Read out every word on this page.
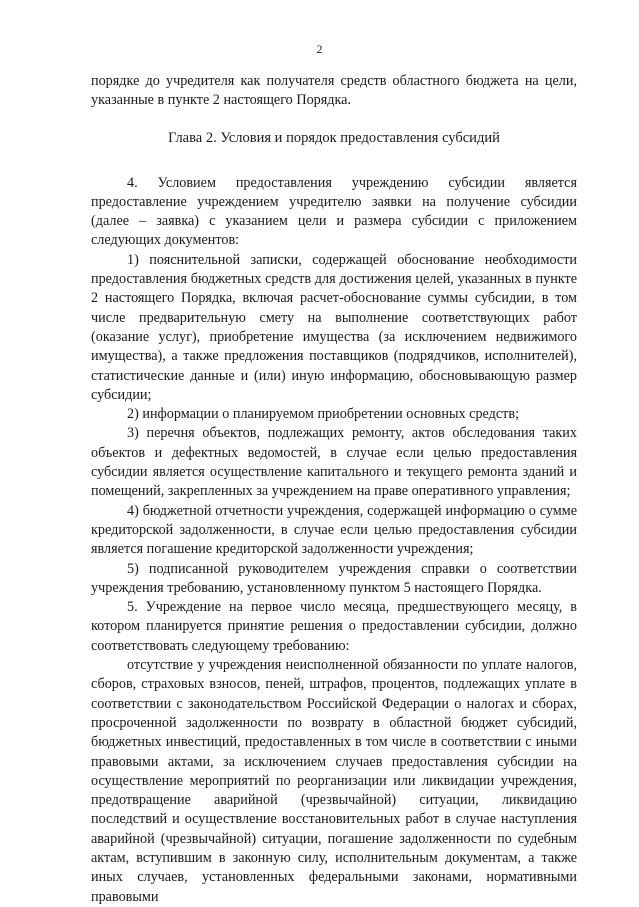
2

порядке до учредителя как получателя средств областного бюджета на цели, указанные в пункте 2 настоящего Порядка.

Глава 2. Условия и порядок предоставления субсидий

4. Условием предоставления учреждению субсидии является предоставление учреждением учредителю заявки на получение субсидии (далее – заявка) с указанием цели и размера субсидии с приложением следующих документов:

1) пояснительной записки, содержащей обоснование необходимости предоставления бюджетных средств для достижения целей, указанных в пункте 2 настоящего Порядка, включая расчет-обоснование суммы субсидии, в том числе предварительную смету на выполнение соответствующих работ (оказание услуг), приобретение имущества (за исключением недвижимого имущества), а также предложения поставщиков (подрядчиков, исполнителей), статистические данные и (или) иную информацию, обосновывающую размер субсидии;

2) информации о планируемом приобретении основных средств;

3) перечня объектов, подлежащих ремонту, актов обследования таких объектов и дефектных ведомостей, в случае если целью предоставления субсидии является осуществление капитального и текущего ремонта зданий и помещений, закрепленных за учреждением на праве оперативного управления;

4) бюджетной отчетности учреждения, содержащей информацию о сумме кредиторской задолженности, в случае если целью предоставления субсидии является погашение кредиторской задолженности учреждения;

5) подписанной руководителем учреждения справки о соответствии учреждения требованию, установленному пунктом 5 настоящего Порядка.

5. Учреждение на первое число месяца, предшествующего месяцу, в котором планируется принятие решения о предоставлении субсидии, должно соответствовать следующему требованию:

отсутствие у учреждения неисполненной обязанности по уплате налогов, сборов, страховых взносов, пеней, штрафов, процентов, подлежащих уплате в соответствии с законодательством Российской Федерации о налогах и сборах, просроченной задолженности по возврату в областной бюджет субсидий, бюджетных инвестиций, предоставленных в том числе в соответствии с иными правовыми актами, за исключением случаев предоставления субсидии на осуществление мероприятий по реорганизации или ликвидации учреждения, предотвращение аварийной (чрезвычайной) ситуации, ликвидацию последствий и осуществление восстановительных работ в случае наступления аварийной (чрезвычайной) ситуации, погашение задолженности по судебным актам, вступившим в законную силу, исполнительным документам, а также иных случаев, установленных федеральными законами, нормативными правовыми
------------------------------
▶ _Task directions_
How many lines of the listing above include the word "содержащей"? Reply with the number alone.

▶ _Worked answer_
2